◆ DIRECTIONS ◆
Below are some records. Copy every line in them that holds "this".

◆ DATA SECTION ◆
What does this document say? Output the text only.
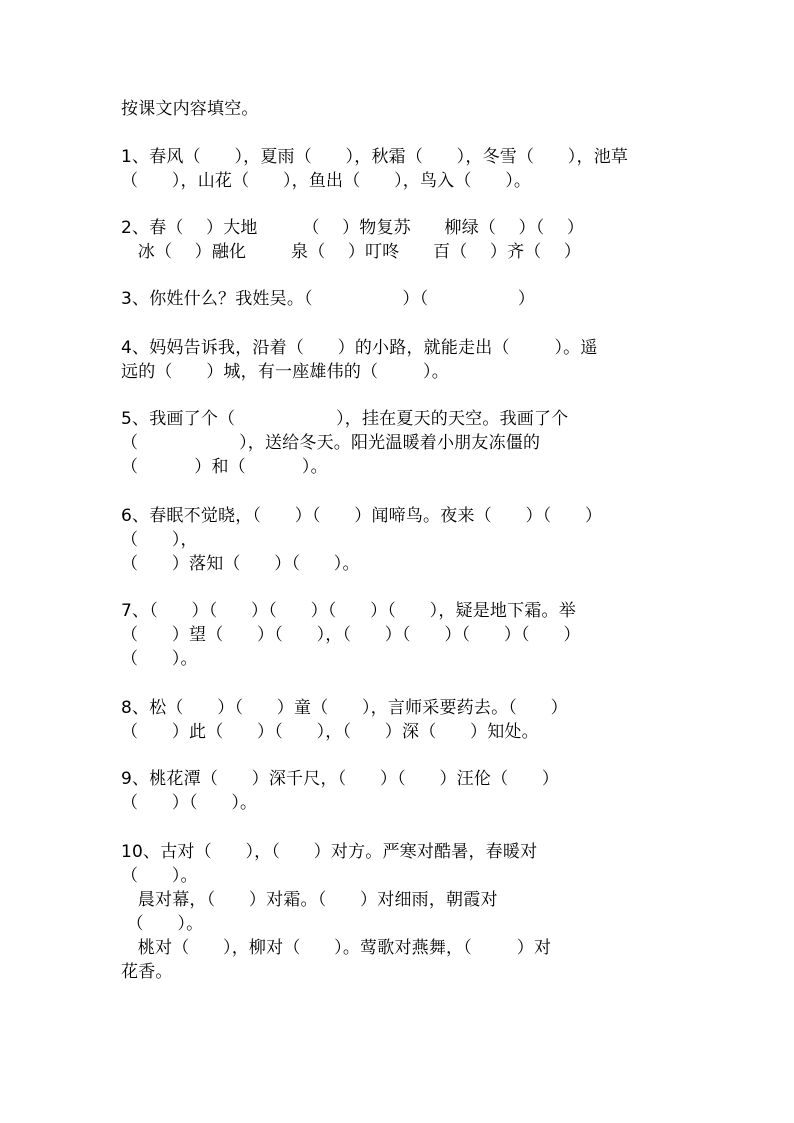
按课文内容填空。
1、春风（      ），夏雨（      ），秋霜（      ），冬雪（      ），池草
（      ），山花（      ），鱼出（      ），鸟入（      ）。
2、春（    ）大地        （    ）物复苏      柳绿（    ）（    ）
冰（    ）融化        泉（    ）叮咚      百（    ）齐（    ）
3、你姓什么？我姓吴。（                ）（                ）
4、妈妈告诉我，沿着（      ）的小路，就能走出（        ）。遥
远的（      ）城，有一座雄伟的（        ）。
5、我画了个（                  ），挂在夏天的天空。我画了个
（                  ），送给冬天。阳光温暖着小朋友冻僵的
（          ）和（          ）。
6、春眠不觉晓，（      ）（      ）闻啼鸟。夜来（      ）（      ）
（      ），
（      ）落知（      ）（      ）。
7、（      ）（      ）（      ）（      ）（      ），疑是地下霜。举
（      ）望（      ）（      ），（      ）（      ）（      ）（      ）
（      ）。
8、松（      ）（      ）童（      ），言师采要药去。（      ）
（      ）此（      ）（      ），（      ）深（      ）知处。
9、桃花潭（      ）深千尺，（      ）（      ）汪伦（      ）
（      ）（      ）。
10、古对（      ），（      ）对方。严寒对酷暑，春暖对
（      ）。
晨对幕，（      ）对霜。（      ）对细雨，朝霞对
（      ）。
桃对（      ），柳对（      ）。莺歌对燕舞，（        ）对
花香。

...

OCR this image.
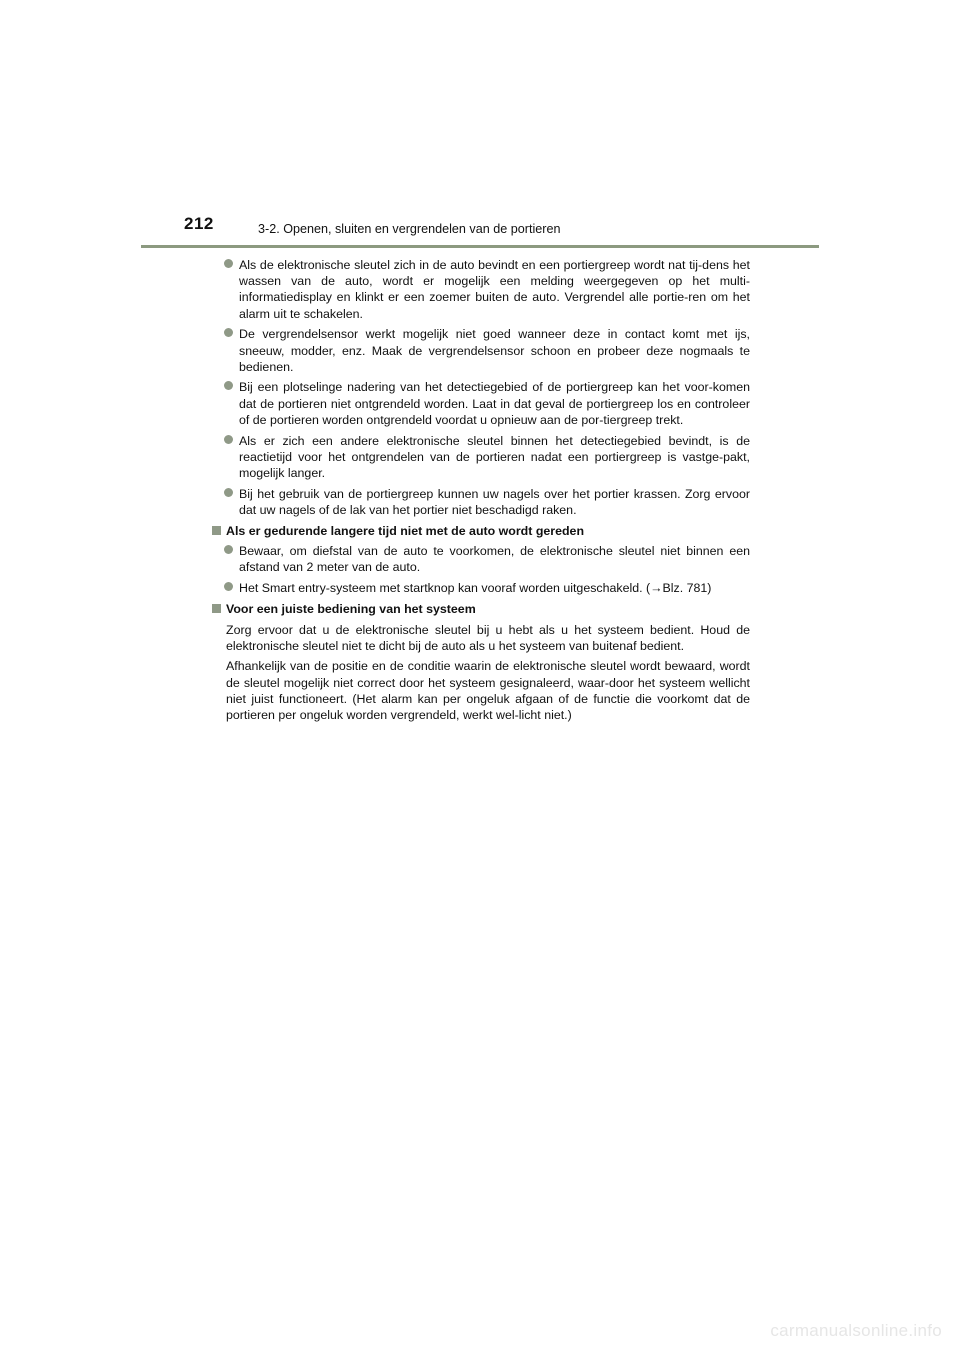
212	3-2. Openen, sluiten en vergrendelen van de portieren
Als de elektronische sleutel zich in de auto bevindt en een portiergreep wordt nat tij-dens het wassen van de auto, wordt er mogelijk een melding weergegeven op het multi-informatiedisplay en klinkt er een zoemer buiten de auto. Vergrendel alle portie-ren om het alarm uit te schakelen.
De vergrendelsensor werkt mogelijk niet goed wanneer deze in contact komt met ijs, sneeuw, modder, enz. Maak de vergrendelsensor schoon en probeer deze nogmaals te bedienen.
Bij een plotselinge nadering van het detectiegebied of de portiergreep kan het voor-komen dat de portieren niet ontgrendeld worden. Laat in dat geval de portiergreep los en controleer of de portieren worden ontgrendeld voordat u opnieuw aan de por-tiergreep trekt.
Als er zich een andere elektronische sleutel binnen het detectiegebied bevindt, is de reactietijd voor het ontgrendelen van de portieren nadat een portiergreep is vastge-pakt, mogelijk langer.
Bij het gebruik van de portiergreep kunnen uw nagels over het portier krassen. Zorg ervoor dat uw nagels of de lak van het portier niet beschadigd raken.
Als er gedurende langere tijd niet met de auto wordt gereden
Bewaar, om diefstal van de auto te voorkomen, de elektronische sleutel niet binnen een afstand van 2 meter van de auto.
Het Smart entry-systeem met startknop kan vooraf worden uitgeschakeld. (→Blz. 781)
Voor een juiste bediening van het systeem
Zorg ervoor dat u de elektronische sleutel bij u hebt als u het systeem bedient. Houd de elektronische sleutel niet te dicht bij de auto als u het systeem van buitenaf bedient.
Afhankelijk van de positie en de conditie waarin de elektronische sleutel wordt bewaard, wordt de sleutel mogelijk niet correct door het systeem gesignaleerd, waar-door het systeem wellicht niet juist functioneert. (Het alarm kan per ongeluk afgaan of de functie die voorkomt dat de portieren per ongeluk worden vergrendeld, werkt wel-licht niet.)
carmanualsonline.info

◆ CORRECT ANSWER ◆
What does this document say? Output the text only.
OCR this image.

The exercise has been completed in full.